■ YOUR GOAL ■
Below is a block of records; repeat each one exactly.

## start RECORD EXTRACTS

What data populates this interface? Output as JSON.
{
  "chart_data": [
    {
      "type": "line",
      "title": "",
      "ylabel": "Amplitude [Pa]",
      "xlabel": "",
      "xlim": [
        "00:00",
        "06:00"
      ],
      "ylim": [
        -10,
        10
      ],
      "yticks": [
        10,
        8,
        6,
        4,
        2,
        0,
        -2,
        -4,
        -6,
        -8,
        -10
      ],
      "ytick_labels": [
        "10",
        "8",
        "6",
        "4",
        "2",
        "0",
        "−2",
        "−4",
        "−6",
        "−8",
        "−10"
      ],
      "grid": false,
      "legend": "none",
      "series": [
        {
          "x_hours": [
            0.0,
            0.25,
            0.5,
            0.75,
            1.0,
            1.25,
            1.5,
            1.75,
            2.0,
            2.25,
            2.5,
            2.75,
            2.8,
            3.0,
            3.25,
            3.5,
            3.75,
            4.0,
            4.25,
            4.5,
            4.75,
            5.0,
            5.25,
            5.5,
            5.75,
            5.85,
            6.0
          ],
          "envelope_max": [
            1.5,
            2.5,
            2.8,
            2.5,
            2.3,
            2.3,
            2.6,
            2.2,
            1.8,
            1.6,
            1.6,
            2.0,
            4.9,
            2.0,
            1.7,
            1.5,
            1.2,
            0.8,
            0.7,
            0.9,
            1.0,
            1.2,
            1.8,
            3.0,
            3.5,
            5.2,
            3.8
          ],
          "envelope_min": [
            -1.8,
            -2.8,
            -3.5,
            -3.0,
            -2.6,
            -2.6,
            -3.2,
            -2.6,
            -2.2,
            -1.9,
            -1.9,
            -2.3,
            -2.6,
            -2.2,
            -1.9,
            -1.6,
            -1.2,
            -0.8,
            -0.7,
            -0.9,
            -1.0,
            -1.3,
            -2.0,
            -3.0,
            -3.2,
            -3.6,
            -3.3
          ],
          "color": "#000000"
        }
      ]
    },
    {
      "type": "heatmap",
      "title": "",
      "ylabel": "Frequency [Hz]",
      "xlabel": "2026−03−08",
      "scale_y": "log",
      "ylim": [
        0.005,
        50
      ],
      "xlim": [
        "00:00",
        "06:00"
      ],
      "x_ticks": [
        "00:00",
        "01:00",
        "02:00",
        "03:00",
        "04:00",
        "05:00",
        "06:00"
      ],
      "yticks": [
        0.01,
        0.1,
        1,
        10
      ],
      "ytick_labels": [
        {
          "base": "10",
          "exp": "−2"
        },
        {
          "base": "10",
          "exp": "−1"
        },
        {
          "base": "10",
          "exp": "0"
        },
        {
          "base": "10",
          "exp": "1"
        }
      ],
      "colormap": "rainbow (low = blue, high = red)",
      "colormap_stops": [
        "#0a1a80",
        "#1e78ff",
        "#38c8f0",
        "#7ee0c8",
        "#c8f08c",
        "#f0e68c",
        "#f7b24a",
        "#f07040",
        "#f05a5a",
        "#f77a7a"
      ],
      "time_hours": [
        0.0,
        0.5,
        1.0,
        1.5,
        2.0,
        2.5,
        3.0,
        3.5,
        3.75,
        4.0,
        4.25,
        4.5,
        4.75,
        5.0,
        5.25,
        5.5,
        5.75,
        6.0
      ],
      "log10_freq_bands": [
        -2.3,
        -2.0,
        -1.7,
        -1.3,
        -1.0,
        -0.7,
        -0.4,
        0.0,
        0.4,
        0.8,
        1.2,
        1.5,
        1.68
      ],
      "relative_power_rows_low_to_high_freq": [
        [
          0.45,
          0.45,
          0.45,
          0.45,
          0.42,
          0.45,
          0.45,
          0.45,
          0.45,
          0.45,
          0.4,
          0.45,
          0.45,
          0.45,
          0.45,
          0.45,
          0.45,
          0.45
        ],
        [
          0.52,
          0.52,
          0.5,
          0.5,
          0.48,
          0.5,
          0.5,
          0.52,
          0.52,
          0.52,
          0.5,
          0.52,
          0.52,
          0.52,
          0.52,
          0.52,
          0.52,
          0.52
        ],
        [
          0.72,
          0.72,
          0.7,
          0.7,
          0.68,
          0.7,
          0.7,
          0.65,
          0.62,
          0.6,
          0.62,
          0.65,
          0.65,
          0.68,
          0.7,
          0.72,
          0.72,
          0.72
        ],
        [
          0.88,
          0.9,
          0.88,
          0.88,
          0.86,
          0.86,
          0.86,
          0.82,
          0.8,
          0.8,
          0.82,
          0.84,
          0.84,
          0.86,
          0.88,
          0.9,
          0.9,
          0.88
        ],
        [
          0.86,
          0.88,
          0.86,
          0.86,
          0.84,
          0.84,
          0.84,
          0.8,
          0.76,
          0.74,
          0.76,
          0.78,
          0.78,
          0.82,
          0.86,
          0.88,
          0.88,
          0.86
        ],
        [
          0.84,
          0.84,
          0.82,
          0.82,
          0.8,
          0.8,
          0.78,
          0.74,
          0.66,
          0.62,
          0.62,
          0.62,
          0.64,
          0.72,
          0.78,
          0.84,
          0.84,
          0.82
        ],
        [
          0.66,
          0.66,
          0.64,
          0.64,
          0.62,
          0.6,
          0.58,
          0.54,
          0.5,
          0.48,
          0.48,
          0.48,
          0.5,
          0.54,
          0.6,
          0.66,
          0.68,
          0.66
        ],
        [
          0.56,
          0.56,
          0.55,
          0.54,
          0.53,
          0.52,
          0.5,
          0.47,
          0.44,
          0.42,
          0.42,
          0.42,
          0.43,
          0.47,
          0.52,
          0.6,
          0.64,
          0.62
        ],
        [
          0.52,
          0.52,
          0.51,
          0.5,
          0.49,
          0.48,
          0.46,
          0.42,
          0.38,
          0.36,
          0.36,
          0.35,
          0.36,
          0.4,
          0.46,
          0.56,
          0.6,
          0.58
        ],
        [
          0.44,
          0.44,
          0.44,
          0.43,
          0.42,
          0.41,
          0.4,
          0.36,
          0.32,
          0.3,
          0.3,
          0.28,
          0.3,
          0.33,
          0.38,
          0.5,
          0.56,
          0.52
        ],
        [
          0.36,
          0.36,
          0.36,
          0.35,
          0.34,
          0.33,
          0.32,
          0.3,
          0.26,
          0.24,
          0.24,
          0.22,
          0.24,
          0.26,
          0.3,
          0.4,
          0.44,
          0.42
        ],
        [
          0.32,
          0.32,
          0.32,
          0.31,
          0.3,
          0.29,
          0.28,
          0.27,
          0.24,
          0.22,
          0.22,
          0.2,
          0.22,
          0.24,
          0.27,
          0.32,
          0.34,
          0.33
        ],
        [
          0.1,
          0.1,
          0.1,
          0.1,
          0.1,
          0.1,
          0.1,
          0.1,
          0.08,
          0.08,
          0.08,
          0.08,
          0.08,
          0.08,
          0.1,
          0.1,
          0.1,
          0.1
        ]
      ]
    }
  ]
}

## end RECORD EXTRACTS

■ EXERCISE OUTPUT ■
What data populates this interface? Output as JSON.
{
  "chart_data": [
    {
      "type": "line",
      "title": "",
      "ylabel": "Amplitude [Pa]",
      "xlabel": "",
      "xlim": [
        "00:00",
        "06:00"
      ],
      "ylim": [
        -10,
        10
      ],
      "yticks": [
        10,
        8,
        6,
        4,
        2,
        0,
        -2,
        -4,
        -6,
        -8,
        -10
      ],
      "ytick_labels": [
        "10",
        "8",
        "6",
        "4",
        "2",
        "0",
        "−2",
        "−4",
        "−6",
        "−8",
        "−10"
      ],
      "grid": false,
      "legend": "none",
      "series": [
        {
          "x_hours": [
            0.0,
            0.25,
            0.5,
            0.75,
            1.0,
            1.25,
            1.5,
            1.75,
            2.0,
            2.25,
            2.5,
            2.75,
            2.8,
            3.0,
            3.25,
            3.5,
            3.75,
            4.0,
            4.25,
            4.5,
            4.75,
            5.0,
            5.25,
            5.5,
            5.75,
            5.85,
            6.0
          ],
          "envelope_max": [
            1.5,
            2.5,
            2.8,
            2.5,
            2.3,
            2.3,
            2.6,
            2.2,
            1.8,
            1.6,
            1.6,
            2.0,
            4.9,
            2.0,
            1.7,
            1.5,
            1.2,
            0.8,
            0.7,
            0.9,
            1.0,
            1.2,
            1.8,
            3.0,
            3.5,
            5.2,
            3.8
          ],
          "envelope_min": [
            -1.8,
            -2.8,
            -3.5,
            -3.0,
            -2.6,
            -2.6,
            -3.2,
            -2.6,
            -2.2,
            -1.9,
            -1.9,
            -2.3,
            -2.6,
            -2.2,
            -1.9,
            -1.6,
            -1.2,
            -0.8,
            -0.7,
            -0.9,
            -1.0,
            -1.3,
            -2.0,
            -3.0,
            -3.2,
            -3.6,
            -3.3
          ],
          "color": "#000000"
        }
      ]
    },
    {
      "type": "heatmap",
      "title": "",
      "ylabel": "Frequency [Hz]",
      "xlabel": "2026−03−08",
      "scale_y": "log",
      "ylim": [
        0.005,
        50
      ],
      "xlim": [
        "00:00",
        "06:00"
      ],
      "x_ticks": [
        "00:00",
        "01:00",
        "02:00",
        "03:00",
        "04:00",
        "05:00",
        "06:00"
      ],
      "yticks": [
        0.01,
        0.1,
        1,
        10
      ],
      "ytick_labels": [
        {
          "base": "10",
          "exp": "−2"
        },
        {
          "base": "10",
          "exp": "−1"
        },
        {
          "base": "10",
          "exp": "0"
        },
        {
          "base": "10",
          "exp": "1"
        }
      ],
      "colormap": "rainbow (low = blue, high = red)",
      "colormap_stops": [
        "#0a1a80",
        "#1e78ff",
        "#38c8f0",
        "#7ee0c8",
        "#c8f08c",
        "#f0e68c",
        "#f7b24a",
        "#f07040",
        "#f05a5a",
        "#f77a7a"
      ],
      "time_hours": [
        0.0,
        0.5,
        1.0,
        1.5,
        2.0,
        2.5,
        3.0,
        3.5,
        3.75,
        4.0,
        4.25,
        4.5,
        4.75,
        5.0,
        5.25,
        5.5,
        5.75,
        6.0
      ],
      "log10_freq_bands": [
        -2.3,
        -2.0,
        -1.7,
        -1.3,
        -1.0,
        -0.7,
        -0.4,
        0.0,
        0.4,
        0.8,
        1.2,
        1.5,
        1.68
      ],
      "relative_power_rows_low_to_high_freq": [
        [
          0.45,
          0.45,
          0.45,
          0.45,
          0.42,
          0.45,
          0.45,
          0.45,
          0.45,
          0.45,
          0.4,
          0.45,
          0.45,
          0.45,
          0.45,
          0.45,
          0.45,
          0.45
        ],
        [
          0.52,
          0.52,
          0.5,
          0.5,
          0.48,
          0.5,
          0.5,
          0.52,
          0.52,
          0.52,
          0.5,
          0.52,
          0.52,
          0.52,
          0.52,
          0.52,
          0.52,
          0.52
        ],
        [
          0.72,
          0.72,
          0.7,
          0.7,
          0.68,
          0.7,
          0.7,
          0.65,
          0.62,
          0.6,
          0.62,
          0.65,
          0.65,
          0.68,
          0.7,
          0.72,
          0.72,
          0.72
        ],
        [
          0.88,
          0.9,
          0.88,
          0.88,
          0.86,
          0.86,
          0.86,
          0.82,
          0.8,
          0.8,
          0.82,
          0.84,
          0.84,
          0.86,
          0.88,
          0.9,
          0.9,
          0.88
        ],
        [
          0.86,
          0.88,
          0.86,
          0.86,
          0.84,
          0.84,
          0.84,
          0.8,
          0.76,
          0.74,
          0.76,
          0.78,
          0.78,
          0.82,
          0.86,
          0.88,
          0.88,
          0.86
        ],
        [
          0.84,
          0.84,
          0.82,
          0.82,
          0.8,
          0.8,
          0.78,
          0.74,
          0.66,
          0.62,
          0.62,
          0.62,
          0.64,
          0.72,
          0.78,
          0.84,
          0.84,
          0.82
        ],
        [
          0.66,
          0.66,
          0.64,
          0.64,
          0.62,
          0.6,
          0.58,
          0.54,
          0.5,
          0.48,
          0.48,
          0.48,
          0.5,
          0.54,
          0.6,
          0.66,
          0.68,
          0.66
        ],
        [
          0.56,
          0.56,
          0.55,
          0.54,
          0.53,
          0.52,
          0.5,
          0.47,
          0.44,
          0.42,
          0.42,
          0.42,
          0.43,
          0.47,
          0.52,
          0.6,
          0.64,
          0.62
        ],
        [
          0.52,
          0.52,
          0.51,
          0.5,
          0.49,
          0.48,
          0.46,
          0.42,
          0.38,
          0.36,
          0.36,
          0.35,
          0.36,
          0.4,
          0.46,
          0.56,
          0.6,
          0.58
        ],
        [
          0.44,
          0.44,
          0.44,
          0.43,
          0.42,
          0.41,
          0.4,
          0.36,
          0.32,
          0.3,
          0.3,
          0.28,
          0.3,
          0.33,
          0.38,
          0.5,
          0.56,
          0.52
        ],
        [
          0.36,
          0.36,
          0.36,
          0.35,
          0.34,
          0.33,
          0.32,
          0.3,
          0.26,
          0.24,
          0.24,
          0.22,
          0.24,
          0.26,
          0.3,
          0.4,
          0.44,
          0.42
        ],
        [
          0.32,
          0.32,
          0.32,
          0.31,
          0.3,
          0.29,
          0.28,
          0.27,
          0.24,
          0.22,
          0.22,
          0.2,
          0.22,
          0.24,
          0.27,
          0.32,
          0.34,
          0.33
        ],
        [
          0.1,
          0.1,
          0.1,
          0.1,
          0.1,
          0.1,
          0.1,
          0.1,
          0.08,
          0.08,
          0.08,
          0.08,
          0.08,
          0.08,
          0.1,
          0.1,
          0.1,
          0.1
        ]
      ]
    }
  ]
}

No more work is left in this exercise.